### WHAT IS BEING ASKED
Leave out the pictures and copy each record below exactly.

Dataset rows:
────────────────────
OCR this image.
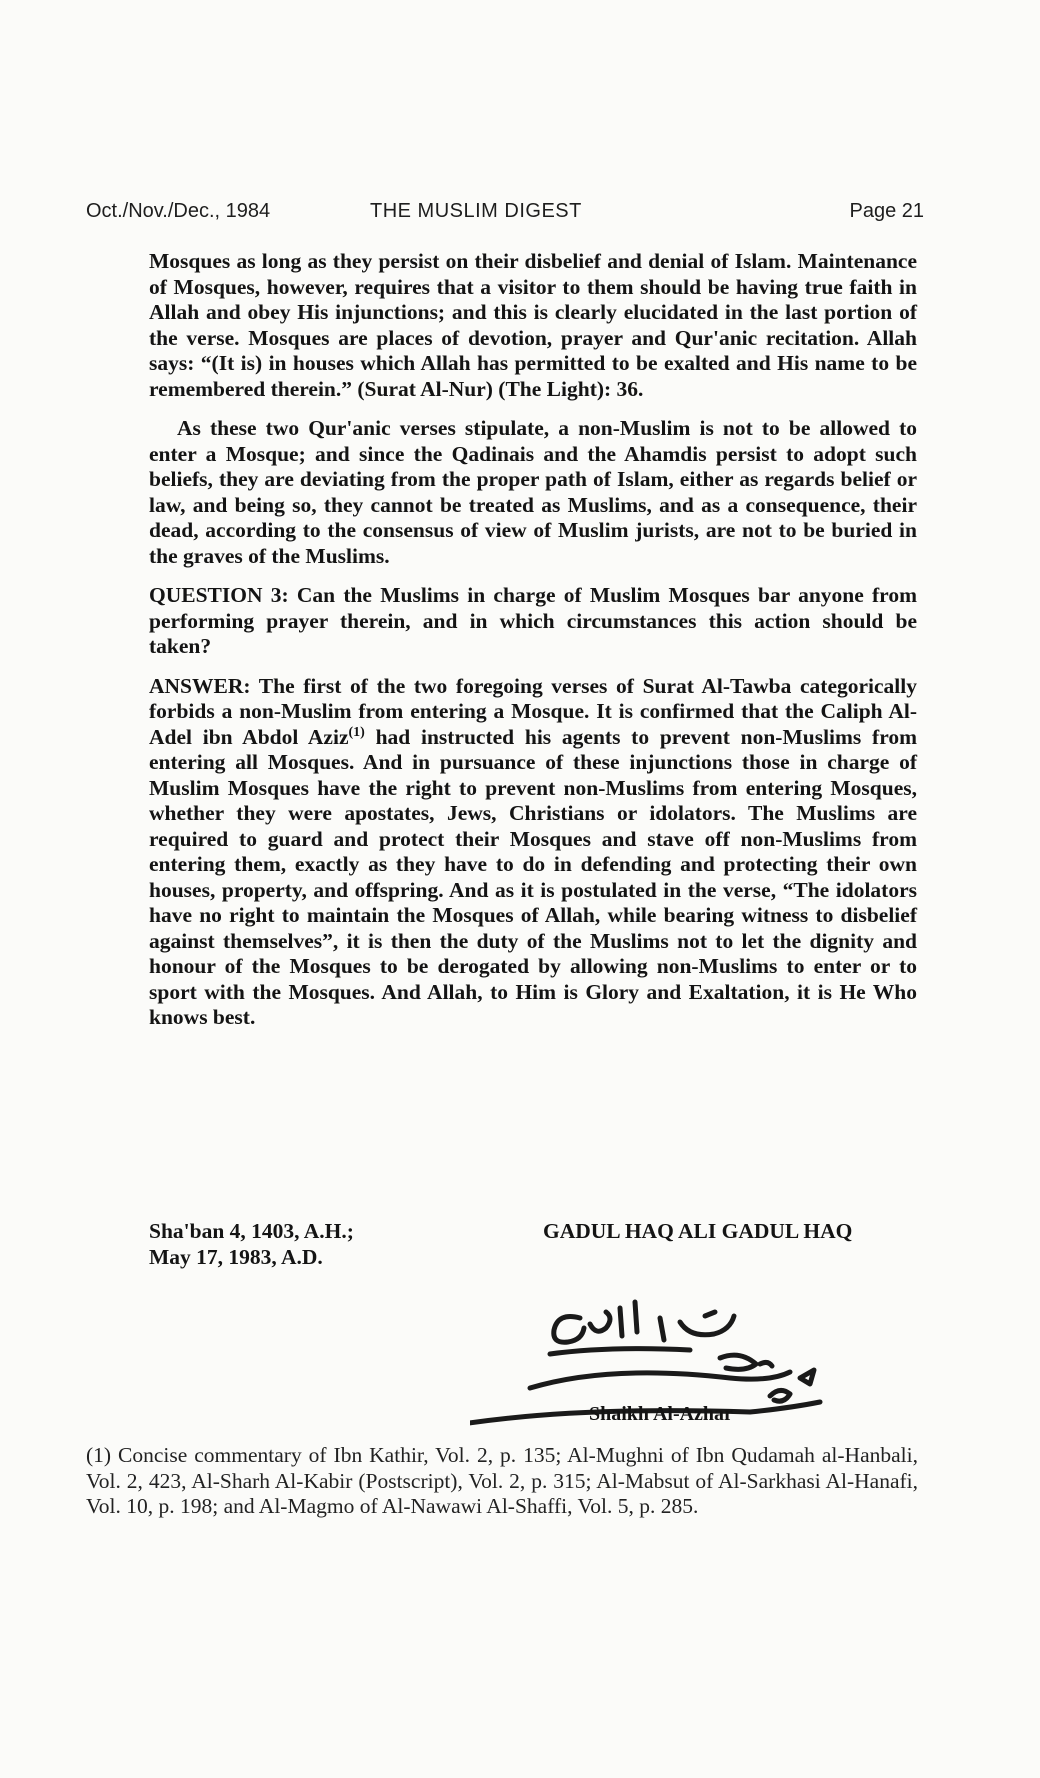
Oct./Nov./Dec., 1984	THE MUSLIM DIGEST	Page 21

Mosques as long as they persist on their disbelief and denial of Islam. Maintenance of Mosques, however, requires that a visitor to them should be having true faith in Allah and obey His injunctions; and this is clearly elucidated in the last portion of the verse. Mosques are places of devotion, prayer and Qur'anic recitation. Allah says: “(It is) in houses which Allah has permitted to be exalted and His name to be remembered therein.” (Surat Al-Nur) (The Light): 36.

As these two Qur'anic verses stipulate, a non-Muslim is not to be allowed to enter a Mosque; and since the Qadinais and the Ahamdis persist to adopt such beliefs, they are deviating from the proper path of Islam, either as regards belief or law, and being so, they cannot be treated as Muslims, and as a consequence, their dead, according to the consensus of view of Muslim jurists, are not to be buried in the graves of the Muslims.

QUESTION 3: Can the Muslims in charge of Muslim Mosques bar anyone from performing prayer therein, and in which circumstances this action should be taken?

ANSWER: The first of the two foregoing verses of Surat Al-Tawba categorically forbids a non-Muslim from entering a Mosque. It is confirmed that the Caliph Al-Adel ibn Abdol Aziz$^{(1)}$ had instructed his agents to prevent non-Muslims from entering all Mosques. And in pursuance of these injunctions those in charge of Muslim Mosques have the right to prevent non-Muslims from entering Mosques, whether they were apostates, Jews, Christians or idolators. The Muslims are required to guard and protect their Mosques and stave off non-Muslims from entering them, exactly as they have to do in defending and protecting their own houses, property, and offspring. And as it is postulated in the verse, “The idolators have no right to maintain the Mosques of Allah, while bearing witness to disbelief against themselves”, it is then the duty of the Muslims not to let the dignity and honour of the Mosques to be derogated by allowing non-Muslims to enter or to sport with the Mosques. And Allah, to Him is Glory and Exaltation, it is He Who knows best.

Sha'ban 4, 1403, A.H.;
May 17, 1983, A.D.
GADUL HAQ ALI GADUL HAQ
Shaikh Al-Azhar
(1) Concise commentary of Ibn Kathir, Vol. 2, p. 135; Al-Mughni of Ibn Qudamah al-Hanbali, Vol. 2, 423, Al-Sharh Al-Kabir (Postscript), Vol. 2, p. 315; Al-Mabsut of Al-Sarkhasi Al-Hanafi, Vol. 10, p. 198; and Al-Magmo of Al-Nawawi Al-Shaffi, Vol. 5, p. 285.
────────────────────
### REPLY
OCR this image.
Oct./Nov./Dec., 1984	THE MUSLIM DIGEST	Page 21

Mosques as long as they persist on their disbelief and denial of Islam. Maintenance of Mosques, however, requires that a visitor to them should be having true faith in Allah and obey His injunctions; and this is clearly elucidated in the last portion of the verse. Mosques are places of devotion, prayer and Qur'anic recitation. Allah says: “(It is) in houses which Allah has permitted to be exalted and His name to be remembered therein.” (Surat Al-Nur) (The Light): 36.

As these two Qur'anic verses stipulate, a non-Muslim is not to be allowed to enter a Mosque; and since the Qadinais and the Ahamdis persist to adopt such beliefs, they are deviating from the proper path of Islam, either as regards belief or law, and being so, they cannot be treated as Muslims, and as a consequence, their dead, according to the consensus of view of Muslim jurists, are not to be buried in the graves of the Muslims.

QUESTION 3: Can the Muslims in charge of Muslim Mosques bar anyone from performing prayer therein, and in which circumstances this action should be taken?

ANSWER: The first of the two foregoing verses of Surat Al-Tawba categorically forbids a non-Muslim from entering a Mosque. It is confirmed that the Caliph Al-Adel ibn Abdol Aziz$^{(1)}$ had instructed his agents to prevent non-Muslims from entering all Mosques. And in pursuance of these injunctions those in charge of Muslim Mosques have the right to prevent non-Muslims from entering Mosques, whether they were apostates, Jews, Christians or idolators. The Muslims are required to guard and protect their Mosques and stave off non-Muslims from entering them, exactly as they have to do in defending and protecting their own houses, property, and offspring. And as it is postulated in the verse, “The idolators have no right to maintain the Mosques of Allah, while bearing witness to disbelief against themselves”, it is then the duty of the Muslims not to let the dignity and honour of the Mosques to be derogated by allowing non-Muslims to enter or to sport with the Mosques. And Allah, to Him is Glory and Exaltation, it is He Who knows best.

Sha'ban 4, 1403, A.H.;
May 17, 1983, A.D.
GADUL HAQ ALI GADUL HAQ
Shaikh Al-Azhar
(1) Concise commentary of Ibn Kathir, Vol. 2, p. 135; Al-Mughni of Ibn Qudamah al-Hanbali, Vol. 2, 423, Al-Sharh Al-Kabir (Postscript), Vol. 2, p. 315; Al-Mabsut of Al-Sarkhasi Al-Hanafi, Vol. 10, p. 198; and Al-Magmo of Al-Nawawi Al-Shaffi, Vol. 5, p. 285.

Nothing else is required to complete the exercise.